• [Information given]:

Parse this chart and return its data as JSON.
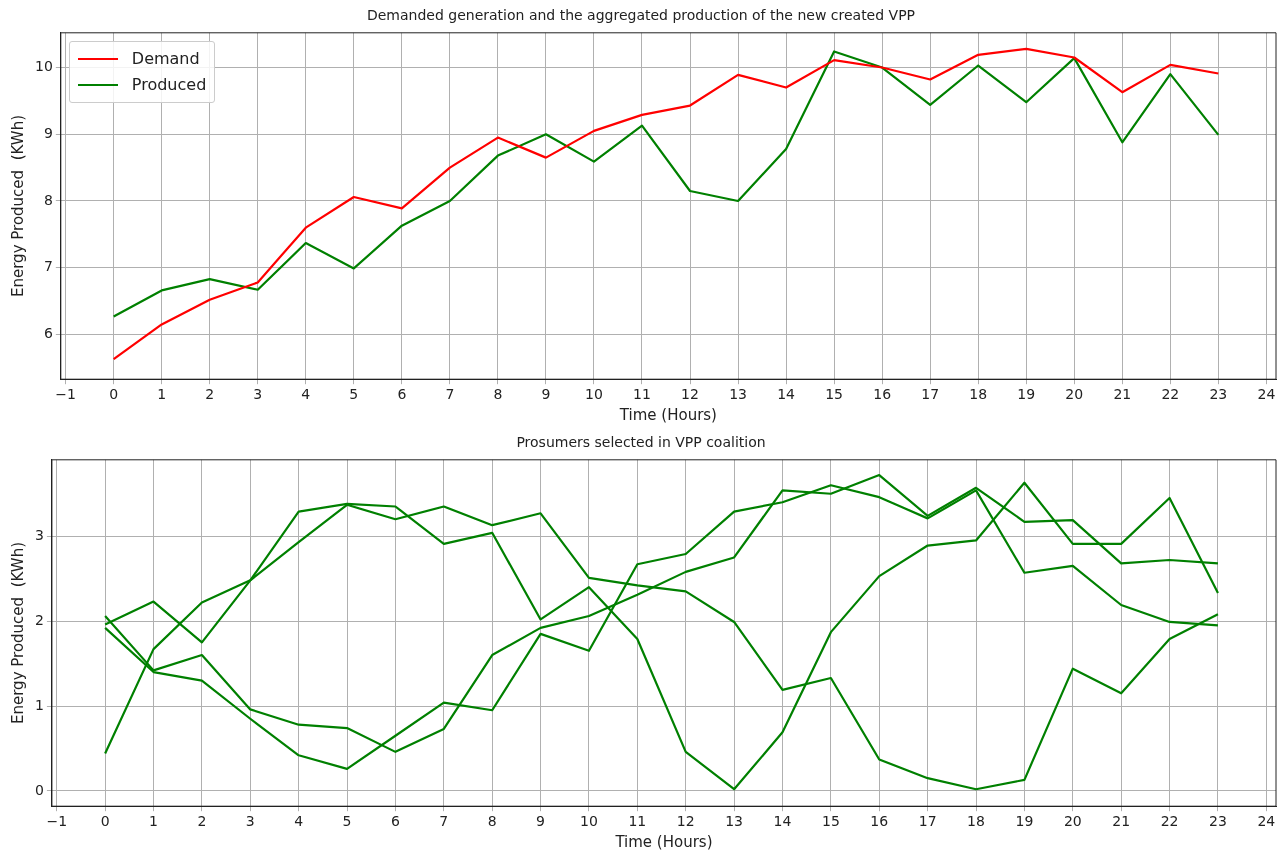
{
  "chart_data": [
    {
      "type": "line",
      "title": "Demanded generation and the aggregated production of the new created VPP",
      "xlabel": "Time (Hours)",
      "ylabel": "Energy Produced  (KWh)",
      "x": [
        0,
        1,
        2,
        3,
        4,
        5,
        6,
        7,
        8,
        9,
        10,
        11,
        12,
        13,
        14,
        15,
        16,
        17,
        18,
        19,
        20,
        21,
        22,
        23
      ],
      "series": [
        {
          "name": "Demand",
          "color": "#ff0000",
          "values": [
            5.63,
            6.15,
            6.52,
            6.78,
            7.6,
            8.06,
            7.89,
            8.5,
            8.95,
            8.65,
            9.05,
            9.29,
            9.43,
            9.89,
            9.7,
            10.11,
            10.0,
            9.82,
            10.19,
            10.28,
            10.15,
            9.63,
            10.04,
            9.91
          ]
        },
        {
          "name": "Produced",
          "color": "#008000",
          "values": [
            6.27,
            6.66,
            6.83,
            6.67,
            7.37,
            6.99,
            7.63,
            8.0,
            8.68,
            9.0,
            8.59,
            9.13,
            8.15,
            8.0,
            8.78,
            10.24,
            10.0,
            9.44,
            10.03,
            9.48,
            10.14,
            8.88,
            9.9,
            8.99
          ]
        }
      ],
      "xlim": [
        -1.1,
        24.2
      ],
      "xticks": [
        -1,
        0,
        1,
        2,
        3,
        4,
        5,
        6,
        7,
        8,
        9,
        10,
        11,
        12,
        13,
        14,
        15,
        16,
        17,
        18,
        19,
        20,
        21,
        22,
        23,
        24
      ],
      "ylim": [
        5.33,
        10.52
      ],
      "yticks": [
        6,
        7,
        8,
        9,
        10
      ],
      "grid": true,
      "legend": "top left"
    },
    {
      "type": "line",
      "title": "Prosumers selected in VPP coalition",
      "xlabel": "Time (Hours)",
      "ylabel": "Energy Produced  (KWh)",
      "x": [
        0,
        1,
        2,
        3,
        4,
        5,
        6,
        7,
        8,
        9,
        10,
        11,
        12,
        13,
        14,
        15,
        16,
        17,
        18,
        19,
        20,
        21,
        22,
        23
      ],
      "series": [
        {
          "color": "#008000",
          "values": [
            0.44,
            1.67,
            2.22,
            2.48,
            2.93,
            3.37,
            3.2,
            3.35,
            3.13,
            3.27,
            2.51,
            2.42,
            2.35,
            1.99,
            1.19,
            1.33,
            0.37,
            0.15,
            0.02,
            0.13,
            1.44,
            1.15,
            1.79,
            2.08
          ]
        },
        {
          "color": "#008000",
          "values": [
            1.96,
            2.23,
            1.75,
            2.48,
            3.29,
            3.38,
            3.35,
            2.91,
            3.04,
            2.02,
            2.4,
            1.79,
            0.46,
            0.02,
            0.69,
            1.87,
            2.53,
            2.89,
            2.95,
            3.63,
            2.91,
            2.91,
            3.45,
            2.33
          ]
        },
        {
          "color": "#008000",
          "values": [
            2.06,
            1.42,
            1.6,
            0.96,
            0.78,
            0.74,
            0.46,
            0.73,
            1.6,
            1.92,
            2.06,
            2.31,
            2.58,
            2.75,
            3.54,
            3.5,
            3.72,
            3.24,
            3.57,
            3.17,
            3.19,
            2.68,
            2.72,
            2.68
          ]
        },
        {
          "color": "#008000",
          "values": [
            1.92,
            1.4,
            1.3,
            0.85,
            0.42,
            0.26,
            0.65,
            1.04,
            0.95,
            1.85,
            1.65,
            2.67,
            2.79,
            3.29,
            3.4,
            3.6,
            3.46,
            3.21,
            3.54,
            2.57,
            2.65,
            2.19,
            1.99,
            1.95
          ]
        }
      ],
      "xlim": [
        -1.1,
        24.2
      ],
      "xticks": [
        -1,
        0,
        1,
        2,
        3,
        4,
        5,
        6,
        7,
        8,
        9,
        10,
        11,
        12,
        13,
        14,
        15,
        16,
        17,
        18,
        19,
        20,
        21,
        22,
        23,
        24
      ],
      "ylim": [
        -0.18,
        3.9
      ],
      "yticks": [
        0,
        1,
        2,
        3
      ],
      "grid": true
    }
  ]
}
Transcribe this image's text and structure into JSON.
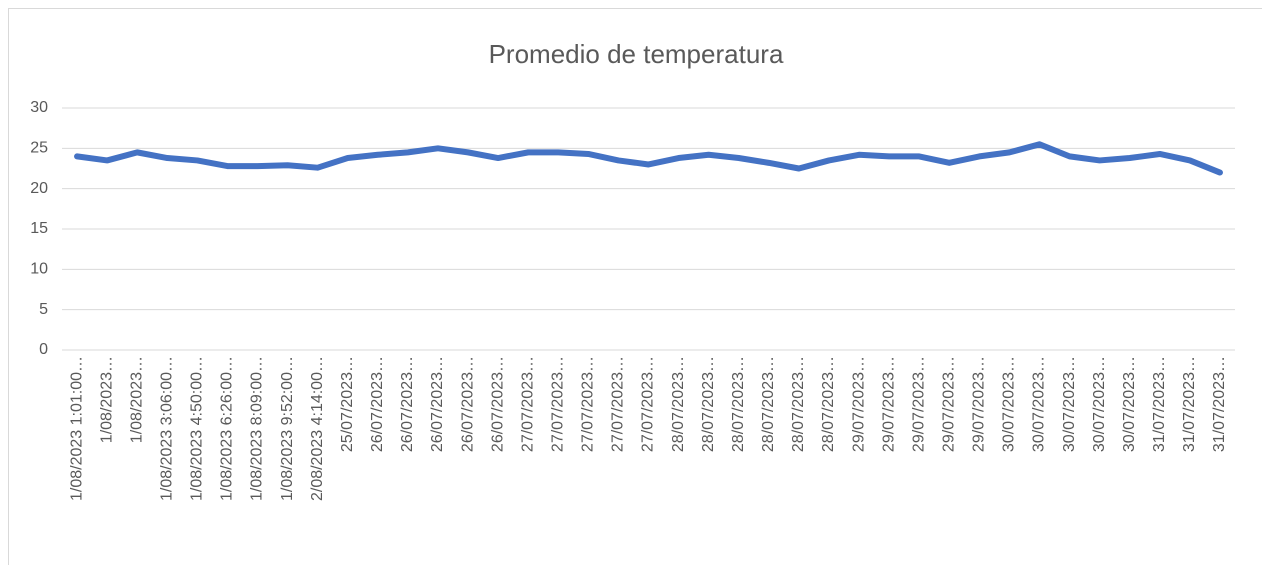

• [What is being asked]: Every record must be copied exactly, with the pictures left out.

• [Answer to this exercise]:
Parse this chart and return its data as JSON.
{
  "chart_data": [
    {
      "type": "line",
      "title": "Demanded generation and the aggregated production of the new created VPP",
      "xlabel": "Time (Hours)",
      "ylabel": "Energy Produced  (KWh)",
      "x": [
        0,
        1,
        2,
        3,
        4,
        5,
        6,
        7,
        8,
        9,
        10,
        11,
        12,
        13,
        14,
        15,
        16,
        17,
        18,
        19,
        20,
        21,
        22,
        23
      ],
      "series": [
        {
          "name": "Demand",
          "color": "#ff0000",
          "values": [
            5.63,
            6.15,
            6.52,
            6.78,
            7.6,
            8.06,
            7.89,
            8.5,
            8.95,
            8.65,
            9.05,
            9.29,
            9.43,
            9.89,
            9.7,
            10.11,
            10.0,
            9.82,
            10.19,
            10.28,
            10.15,
            9.63,
            10.04,
            9.91
          ]
        },
        {
          "name": "Produced",
          "color": "#008000",
          "values": [
            6.27,
            6.66,
            6.83,
            6.67,
            7.37,
            6.99,
            7.63,
            8.0,
            8.68,
            9.0,
            8.59,
            9.13,
            8.15,
            8.0,
            8.78,
            10.24,
            10.0,
            9.44,
            10.03,
            9.48,
            10.14,
            8.88,
            9.9,
            8.99
          ]
        }
      ],
      "xlim": [
        -1.1,
        24.2
      ],
      "xticks": [
        -1,
        0,
        1,
        2,
        3,
        4,
        5,
        6,
        7,
        8,
        9,
        10,
        11,
        12,
        13,
        14,
        15,
        16,
        17,
        18,
        19,
        20,
        21,
        22,
        23,
        24
      ],
      "ylim": [
        5.33,
        10.52
      ],
      "yticks": [
        6,
        7,
        8,
        9,
        10
      ],
      "grid": true,
      "legend": "top left"
    },
    {
      "type": "line",
      "title": "Prosumers selected in VPP coalition",
      "xlabel": "Time (Hours)",
      "ylabel": "Energy Produced  (KWh)",
      "x": [
        0,
        1,
        2,
        3,
        4,
        5,
        6,
        7,
        8,
        9,
        10,
        11,
        12,
        13,
        14,
        15,
        16,
        17,
        18,
        19,
        20,
        21,
        22,
        23
      ],
      "series": [
        {
          "color": "#008000",
          "values": [
            0.44,
            1.67,
            2.22,
            2.48,
            2.93,
            3.37,
            3.2,
            3.35,
            3.13,
            3.27,
            2.51,
            2.42,
            2.35,
            1.99,
            1.19,
            1.33,
            0.37,
            0.15,
            0.02,
            0.13,
            1.44,
            1.15,
            1.79,
            2.08
          ]
        },
        {
          "color": "#008000",
          "values": [
            1.96,
            2.23,
            1.75,
            2.48,
            3.29,
            3.38,
            3.35,
            2.91,
            3.04,
            2.02,
            2.4,
            1.79,
            0.46,
            0.02,
            0.69,
            1.87,
            2.53,
            2.89,
            2.95,
            3.63,
            2.91,
            2.91,
            3.45,
            2.33
          ]
        },
        {
          "color": "#008000",
          "values": [
            2.06,
            1.42,
            1.6,
            0.96,
            0.78,
            0.74,
            0.46,
            0.73,
            1.6,
            1.92,
            2.06,
            2.31,
            2.58,
            2.75,
            3.54,
            3.5,
            3.72,
            3.24,
            3.57,
            3.17,
            3.19,
            2.68,
            2.72,
            2.68
          ]
        },
        {
          "color": "#008000",
          "values": [
            1.92,
            1.4,
            1.3,
            0.85,
            0.42,
            0.26,
            0.65,
            1.04,
            0.95,
            1.85,
            1.65,
            2.67,
            2.79,
            3.29,
            3.4,
            3.6,
            3.46,
            3.21,
            3.54,
            2.57,
            2.65,
            2.19,
            1.99,
            1.95
          ]
        }
      ],
      "xlim": [
        -1.1,
        24.2
      ],
      "xticks": [
        -1,
        0,
        1,
        2,
        3,
        4,
        5,
        6,
        7,
        8,
        9,
        10,
        11,
        12,
        13,
        14,
        15,
        16,
        17,
        18,
        19,
        20,
        21,
        22,
        23,
        24
      ],
      "ylim": [
        -0.18,
        3.9
      ],
      "yticks": [
        0,
        1,
        2,
        3
      ],
      "grid": true
    }
  ]
}
Transcribe this image's text and structure into JSON.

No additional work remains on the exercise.